#### INSTRUCTIONS TO FOLLOW:
Wherever a line holds the word "artigo", copy that line out.

#### DATA ROWS:
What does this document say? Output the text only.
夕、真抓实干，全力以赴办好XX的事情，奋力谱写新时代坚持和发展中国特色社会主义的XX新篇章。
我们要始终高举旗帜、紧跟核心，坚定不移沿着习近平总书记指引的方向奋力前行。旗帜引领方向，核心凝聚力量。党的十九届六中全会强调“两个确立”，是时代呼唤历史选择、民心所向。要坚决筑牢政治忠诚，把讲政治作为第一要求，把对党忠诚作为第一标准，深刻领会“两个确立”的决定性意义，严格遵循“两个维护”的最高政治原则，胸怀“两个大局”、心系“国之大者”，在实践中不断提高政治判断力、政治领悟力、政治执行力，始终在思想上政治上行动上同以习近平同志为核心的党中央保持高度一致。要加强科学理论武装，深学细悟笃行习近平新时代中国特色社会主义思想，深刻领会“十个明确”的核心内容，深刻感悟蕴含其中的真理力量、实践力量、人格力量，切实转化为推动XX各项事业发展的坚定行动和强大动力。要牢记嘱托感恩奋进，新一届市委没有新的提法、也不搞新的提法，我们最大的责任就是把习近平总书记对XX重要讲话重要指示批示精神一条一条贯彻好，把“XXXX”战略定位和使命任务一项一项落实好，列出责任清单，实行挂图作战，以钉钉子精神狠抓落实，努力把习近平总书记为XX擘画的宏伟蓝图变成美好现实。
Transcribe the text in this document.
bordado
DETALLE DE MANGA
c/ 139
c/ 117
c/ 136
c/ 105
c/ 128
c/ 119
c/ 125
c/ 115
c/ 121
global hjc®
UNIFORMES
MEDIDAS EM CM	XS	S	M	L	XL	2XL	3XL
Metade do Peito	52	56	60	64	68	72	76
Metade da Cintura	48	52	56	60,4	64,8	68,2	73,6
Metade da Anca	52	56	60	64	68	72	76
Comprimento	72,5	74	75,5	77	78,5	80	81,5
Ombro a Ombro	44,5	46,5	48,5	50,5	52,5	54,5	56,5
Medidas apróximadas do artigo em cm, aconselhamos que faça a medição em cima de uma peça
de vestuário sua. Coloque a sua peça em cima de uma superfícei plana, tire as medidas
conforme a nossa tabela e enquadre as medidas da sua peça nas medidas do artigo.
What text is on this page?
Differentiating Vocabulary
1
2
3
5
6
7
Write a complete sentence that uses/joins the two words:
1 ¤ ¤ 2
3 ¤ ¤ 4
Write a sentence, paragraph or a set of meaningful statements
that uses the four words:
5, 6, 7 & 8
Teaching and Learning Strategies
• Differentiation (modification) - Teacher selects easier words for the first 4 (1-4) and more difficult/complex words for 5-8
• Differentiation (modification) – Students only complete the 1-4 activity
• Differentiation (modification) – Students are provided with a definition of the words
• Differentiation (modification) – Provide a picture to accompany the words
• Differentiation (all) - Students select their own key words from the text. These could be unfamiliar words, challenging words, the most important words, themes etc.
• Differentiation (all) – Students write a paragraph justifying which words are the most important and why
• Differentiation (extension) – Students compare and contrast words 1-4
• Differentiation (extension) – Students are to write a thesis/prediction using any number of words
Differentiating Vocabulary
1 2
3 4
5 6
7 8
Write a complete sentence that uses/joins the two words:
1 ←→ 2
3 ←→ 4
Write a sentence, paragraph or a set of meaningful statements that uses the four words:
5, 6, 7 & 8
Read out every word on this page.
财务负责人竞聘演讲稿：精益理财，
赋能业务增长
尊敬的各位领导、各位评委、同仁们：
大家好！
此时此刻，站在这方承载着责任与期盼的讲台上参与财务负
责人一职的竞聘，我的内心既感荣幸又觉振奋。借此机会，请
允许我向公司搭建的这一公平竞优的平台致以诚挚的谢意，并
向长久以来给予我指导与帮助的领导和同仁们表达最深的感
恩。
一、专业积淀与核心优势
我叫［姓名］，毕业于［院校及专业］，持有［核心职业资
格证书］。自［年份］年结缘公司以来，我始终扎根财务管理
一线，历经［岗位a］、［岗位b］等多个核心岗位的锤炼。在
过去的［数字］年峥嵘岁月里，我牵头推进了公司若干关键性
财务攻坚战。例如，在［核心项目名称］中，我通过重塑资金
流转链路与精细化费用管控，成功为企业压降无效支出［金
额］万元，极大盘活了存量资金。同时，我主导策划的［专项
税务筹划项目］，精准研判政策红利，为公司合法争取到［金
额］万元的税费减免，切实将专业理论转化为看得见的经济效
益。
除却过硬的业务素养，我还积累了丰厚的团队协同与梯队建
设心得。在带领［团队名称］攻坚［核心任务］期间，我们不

#### EXPECTED ANSWER:
Medidas apróximadas do artigo em cm, aconselhamos que faça a medição em cima de uma peça
conforme a nossa tabela e enquadre as medidas da sua peça nas medidas do artigo.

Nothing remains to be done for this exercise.